◆ The problem:
Write out the listing in full, matching it word for word.
★ ★ ★ ★ ★
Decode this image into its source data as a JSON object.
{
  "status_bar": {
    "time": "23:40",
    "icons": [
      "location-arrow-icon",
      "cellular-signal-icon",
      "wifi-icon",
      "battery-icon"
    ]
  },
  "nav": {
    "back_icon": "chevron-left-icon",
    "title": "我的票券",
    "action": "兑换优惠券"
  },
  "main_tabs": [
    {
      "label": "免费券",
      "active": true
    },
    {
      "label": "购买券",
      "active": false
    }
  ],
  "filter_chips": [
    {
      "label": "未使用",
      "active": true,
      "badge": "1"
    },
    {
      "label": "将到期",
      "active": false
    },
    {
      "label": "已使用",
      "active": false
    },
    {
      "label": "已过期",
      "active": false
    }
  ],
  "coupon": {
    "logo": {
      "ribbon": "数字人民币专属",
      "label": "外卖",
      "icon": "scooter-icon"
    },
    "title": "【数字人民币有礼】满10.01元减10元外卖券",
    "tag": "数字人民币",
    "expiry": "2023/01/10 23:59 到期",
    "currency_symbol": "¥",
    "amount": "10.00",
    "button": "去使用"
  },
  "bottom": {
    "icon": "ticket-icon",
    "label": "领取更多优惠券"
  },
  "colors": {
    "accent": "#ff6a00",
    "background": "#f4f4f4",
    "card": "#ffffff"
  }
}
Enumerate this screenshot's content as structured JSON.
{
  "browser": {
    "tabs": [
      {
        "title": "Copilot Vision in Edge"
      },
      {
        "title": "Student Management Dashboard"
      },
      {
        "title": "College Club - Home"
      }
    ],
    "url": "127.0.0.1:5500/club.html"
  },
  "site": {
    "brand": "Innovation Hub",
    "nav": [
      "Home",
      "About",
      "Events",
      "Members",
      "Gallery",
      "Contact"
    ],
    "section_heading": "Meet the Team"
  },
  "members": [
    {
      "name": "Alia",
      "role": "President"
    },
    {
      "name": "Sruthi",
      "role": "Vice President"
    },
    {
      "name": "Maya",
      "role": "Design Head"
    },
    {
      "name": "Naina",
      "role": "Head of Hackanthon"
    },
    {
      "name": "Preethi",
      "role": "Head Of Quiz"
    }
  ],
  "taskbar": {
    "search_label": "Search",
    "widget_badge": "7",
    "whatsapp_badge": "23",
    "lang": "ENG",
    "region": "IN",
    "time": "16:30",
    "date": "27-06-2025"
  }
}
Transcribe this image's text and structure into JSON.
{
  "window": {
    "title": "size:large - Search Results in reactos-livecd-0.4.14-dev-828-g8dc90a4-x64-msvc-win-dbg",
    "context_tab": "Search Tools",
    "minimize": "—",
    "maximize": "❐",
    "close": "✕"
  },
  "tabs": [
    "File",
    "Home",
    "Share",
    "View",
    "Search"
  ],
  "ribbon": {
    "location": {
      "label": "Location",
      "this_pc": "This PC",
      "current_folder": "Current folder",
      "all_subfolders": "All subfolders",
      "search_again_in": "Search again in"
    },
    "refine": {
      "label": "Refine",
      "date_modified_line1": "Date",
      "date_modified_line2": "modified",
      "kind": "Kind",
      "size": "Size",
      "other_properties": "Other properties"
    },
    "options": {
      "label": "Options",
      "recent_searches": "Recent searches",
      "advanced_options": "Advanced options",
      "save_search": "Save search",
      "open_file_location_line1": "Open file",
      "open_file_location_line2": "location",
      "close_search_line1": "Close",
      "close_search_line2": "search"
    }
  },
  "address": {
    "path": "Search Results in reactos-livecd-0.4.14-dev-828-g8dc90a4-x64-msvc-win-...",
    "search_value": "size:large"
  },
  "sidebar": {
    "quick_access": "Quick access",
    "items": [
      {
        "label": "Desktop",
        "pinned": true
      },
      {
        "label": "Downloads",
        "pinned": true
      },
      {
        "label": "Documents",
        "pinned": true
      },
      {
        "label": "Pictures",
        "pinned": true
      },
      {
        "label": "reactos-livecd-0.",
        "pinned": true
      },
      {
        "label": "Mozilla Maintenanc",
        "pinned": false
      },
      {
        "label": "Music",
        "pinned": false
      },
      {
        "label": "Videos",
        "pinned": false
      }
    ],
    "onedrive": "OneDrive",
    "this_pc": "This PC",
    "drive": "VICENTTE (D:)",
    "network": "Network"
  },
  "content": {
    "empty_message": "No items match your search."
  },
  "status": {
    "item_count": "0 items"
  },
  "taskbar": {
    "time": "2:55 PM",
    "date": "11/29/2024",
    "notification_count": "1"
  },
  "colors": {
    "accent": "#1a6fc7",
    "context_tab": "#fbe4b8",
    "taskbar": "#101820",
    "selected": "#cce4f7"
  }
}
★ ★ ★ ★ ★
◆ Final result:
Decode this image into its source data as a JSON object.
{
  "status_bar": {
    "time": "23:40",
    "icons": [
      "location-arrow-icon",
      "cellular-signal-icon",
      "wifi-icon",
      "battery-icon"
    ]
  },
  "nav": {
    "back_icon": "chevron-left-icon",
    "title": "我的票券",
    "action": "兑换优惠券"
  },
  "main_tabs": [
    {
      "label": "免费券",
      "active": true
    },
    {
      "label": "购买券",
      "active": false
    }
  ],
  "filter_chips": [
    {
      "label": "未使用",
      "active": true,
      "badge": "1"
    },
    {
      "label": "将到期",
      "active": false
    },
    {
      "label": "已使用",
      "active": false
    },
    {
      "label": "已过期",
      "active": false
    }
  ],
  "coupon": {
    "logo": {
      "ribbon": "数字人民币专属",
      "label": "外卖",
      "icon": "scooter-icon"
    },
    "title": "【数字人民币有礼】满10.01元减10元外卖券",
    "tag": "数字人民币",
    "expiry": "2023/01/10 23:59 到期",
    "currency_symbol": "¥",
    "amount": "10.00",
    "button": "去使用"
  },
  "bottom": {
    "icon": "ticket-icon",
    "label": "领取更多优惠券"
  },
  "colors": {
    "accent": "#ff6a00",
    "background": "#f4f4f4",
    "card": "#ffffff"
  }
}
Enumerate this screenshot's content as structured JSON.
{
  "browser": {
    "tabs": [
      {
        "title": "Copilot Vision in Edge"
      },
      {
        "title": "Student Management Dashboard"
      },
      {
        "title": "College Club - Home"
      }
    ],
    "url": "127.0.0.1:5500/club.html"
  },
  "site": {
    "brand": "Innovation Hub",
    "nav": [
      "Home",
      "About",
      "Events",
      "Members",
      "Gallery",
      "Contact"
    ],
    "section_heading": "Meet the Team"
  },
  "members": [
    {
      "name": "Alia",
      "role": "President"
    },
    {
      "name": "Sruthi",
      "role": "Vice President"
    },
    {
      "name": "Maya",
      "role": "Design Head"
    },
    {
      "name": "Naina",
      "role": "Head of Hackanthon"
    },
    {
      "name": "Preethi",
      "role": "Head Of Quiz"
    }
  ],
  "taskbar": {
    "search_label": "Search",
    "widget_badge": "7",
    "whatsapp_badge": "23",
    "lang": "ENG",
    "region": "IN",
    "time": "16:30",
    "date": "27-06-2025"
  }
}
Transcribe this image's text and structure into JSON.
{
  "window": {
    "title": "size:large - Search Results in reactos-livecd-0.4.14-dev-828-g8dc90a4-x64-msvc-win-dbg",
    "context_tab": "Search Tools",
    "minimize": "—",
    "maximize": "❐",
    "close": "✕"
  },
  "tabs": [
    "File",
    "Home",
    "Share",
    "View",
    "Search"
  ],
  "ribbon": {
    "location": {
      "label": "Location",
      "this_pc": "This PC",
      "current_folder": "Current folder",
      "all_subfolders": "All subfolders",
      "search_again_in": "Search again in"
    },
    "refine": {
      "label": "Refine",
      "date_modified_line1": "Date",
      "date_modified_line2": "modified",
      "kind": "Kind",
      "size": "Size",
      "other_properties": "Other properties"
    },
    "options": {
      "label": "Options",
      "recent_searches": "Recent searches",
      "advanced_options": "Advanced options",
      "save_search": "Save search",
      "open_file_location_line1": "Open file",
      "open_file_location_line2": "location",
      "close_search_line1": "Close",
      "close_search_line2": "search"
    }
  },
  "address": {
    "path": "Search Results in reactos-livecd-0.4.14-dev-828-g8dc90a4-x64-msvc-win-...",
    "search_value": "size:large"
  },
  "sidebar": {
    "quick_access": "Quick access",
    "items": [
      {
        "label": "Desktop",
        "pinned": true
      },
      {
        "label": "Downloads",
        "pinned": true
      },
      {
        "label": "Documents",
        "pinned": true
      },
      {
        "label": "Pictures",
        "pinned": true
      },
      {
        "label": "reactos-livecd-0.",
        "pinned": true
      },
      {
        "label": "Mozilla Maintenanc",
        "pinned": false
      },
      {
        "label": "Music",
        "pinned": false
      },
      {
        "label": "Videos",
        "pinned": false
      }
    ],
    "onedrive": "OneDrive",
    "this_pc": "This PC",
    "drive": "VICENTTE (D:)",
    "network": "Network"
  },
  "content": {
    "empty_message": "No items match your search."
  },
  "status": {
    "item_count": "0 items"
  },
  "taskbar": {
    "time": "2:55 PM",
    "date": "11/29/2024",
    "notification_count": "1"
  },
  "colors": {
    "accent": "#1a6fc7",
    "context_tab": "#fbe4b8",
    "taskbar": "#101820",
    "selected": "#cce4f7"
  }
}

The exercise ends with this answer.